Bayang-bayang Bulan lalu melintasi Samudra Pasifik dan berakhir di satu titik di 1.800 kilometer timur laut Kepulauan Hawaii, Amerika Serikat. Puncak GMT terlama di Samudra Pasifik di Federasi Mikronesia, 560 kilometer tenggara Guam, selama 4 menit 9 detik.
Gerhana sebagian
Warga di sejumlah daerah yang mengalami GMS antusias menyaksikan fenomena alam itu. Ribuan orang, misalnya, berkumpul di Planetarium dan Observatorium Dinas Pendidikan Provinsi DKI Jakarta, Taman Ismail Marzuki, Jakarta Pusat, untuk menyaksikan GMS. Pengelola menyediakan 4.700 kacamata gerhana, 8 teleskop, dan siaran langsung GMT di Indonesia.

----

Tujuan =>
A – Menurut artikel gerhana, berapa lama puncak GMT terlama di Samudra Pasifik berlangsung?
B – Tukar "image" dengan "screenshot" di semua entri anotasi wilayah, lalu tulis ulang entri itu tanpa gambarnya dan tanpa mengubah bagian lain.
Artikel gerhana dan entri sesudahnya berasal dari sumber yang berbeda.

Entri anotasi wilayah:
----

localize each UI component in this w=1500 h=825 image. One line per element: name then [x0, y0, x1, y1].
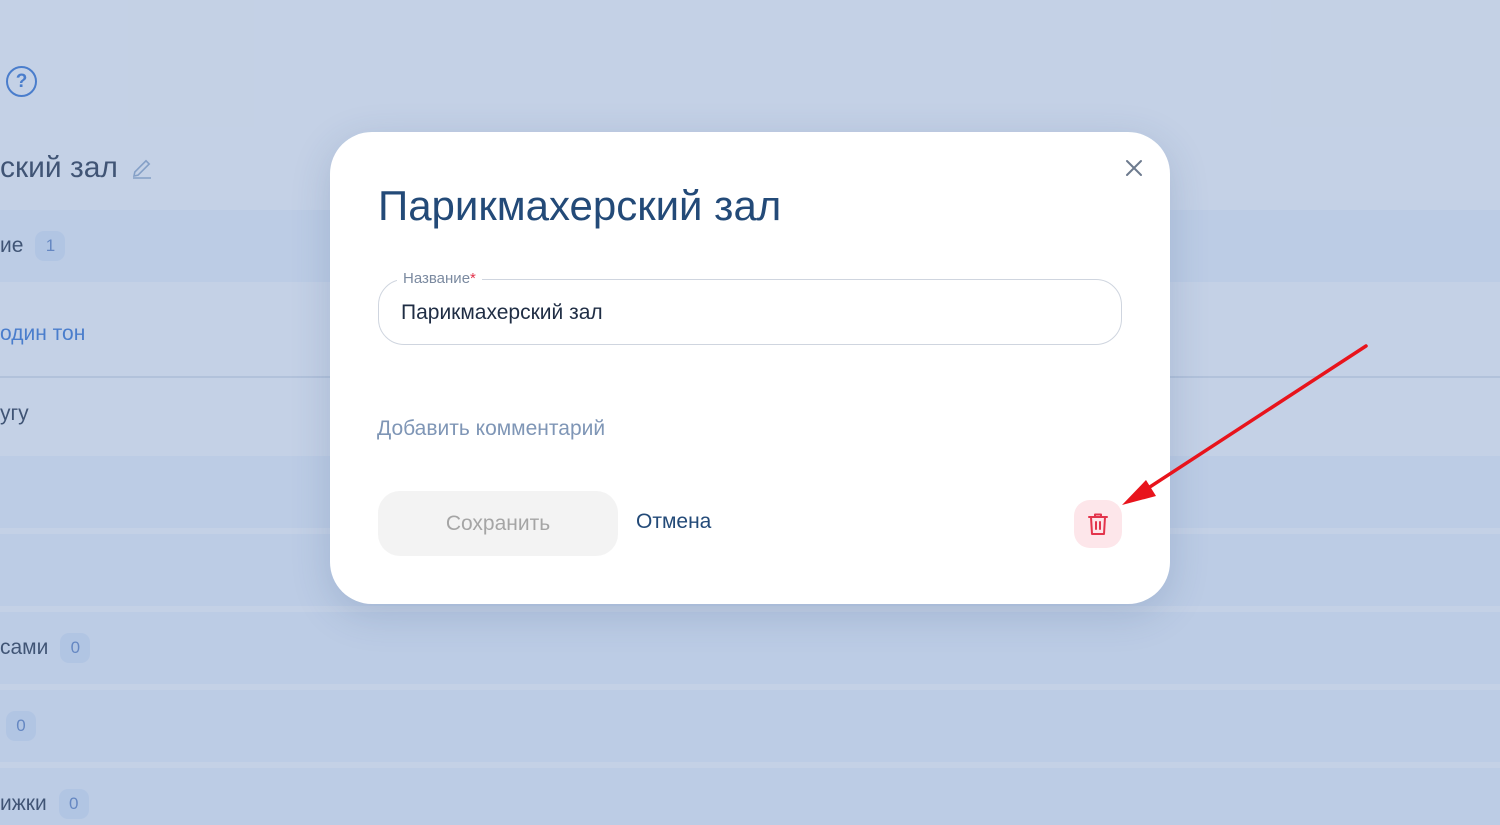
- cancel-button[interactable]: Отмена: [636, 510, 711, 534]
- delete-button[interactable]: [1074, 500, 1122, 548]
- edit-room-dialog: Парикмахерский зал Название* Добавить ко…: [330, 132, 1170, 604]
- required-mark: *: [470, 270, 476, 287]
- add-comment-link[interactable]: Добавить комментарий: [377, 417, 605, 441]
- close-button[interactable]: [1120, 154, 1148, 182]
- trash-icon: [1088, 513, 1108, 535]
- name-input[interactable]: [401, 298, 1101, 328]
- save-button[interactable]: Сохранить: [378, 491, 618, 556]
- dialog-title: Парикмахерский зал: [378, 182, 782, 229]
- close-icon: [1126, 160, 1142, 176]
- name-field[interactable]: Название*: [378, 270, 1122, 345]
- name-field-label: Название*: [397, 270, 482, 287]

----

Penyelesaian Tugas =>
A – 4 menit 9 detik.

B –
localize each UI component in this w=1500 h=825 screenshot. One line per element: name then [x0, y0, x1, y1].
- cancel-button[interactable]: Отмена: [636, 510, 711, 534]
- delete-button[interactable]: [1074, 500, 1122, 548]
- edit-room-dialog: Парикмахерский зал Название* Добавить ко…: [330, 132, 1170, 604]
- required-mark: *: [470, 270, 476, 287]
- add-comment-link[interactable]: Добавить комментарий: [377, 417, 605, 441]
- close-button[interactable]: [1120, 154, 1148, 182]
- trash-icon: [1088, 513, 1108, 535]
- name-input[interactable]: [401, 298, 1101, 328]
- save-button[interactable]: Сохранить: [378, 491, 618, 556]
- dialog-title: Парикмахерский зал: [378, 182, 782, 229]
- close-icon: [1126, 160, 1142, 176]
- name-field[interactable]: Название*: [378, 270, 1122, 345]
- name-field-label: Название*: [397, 270, 482, 287]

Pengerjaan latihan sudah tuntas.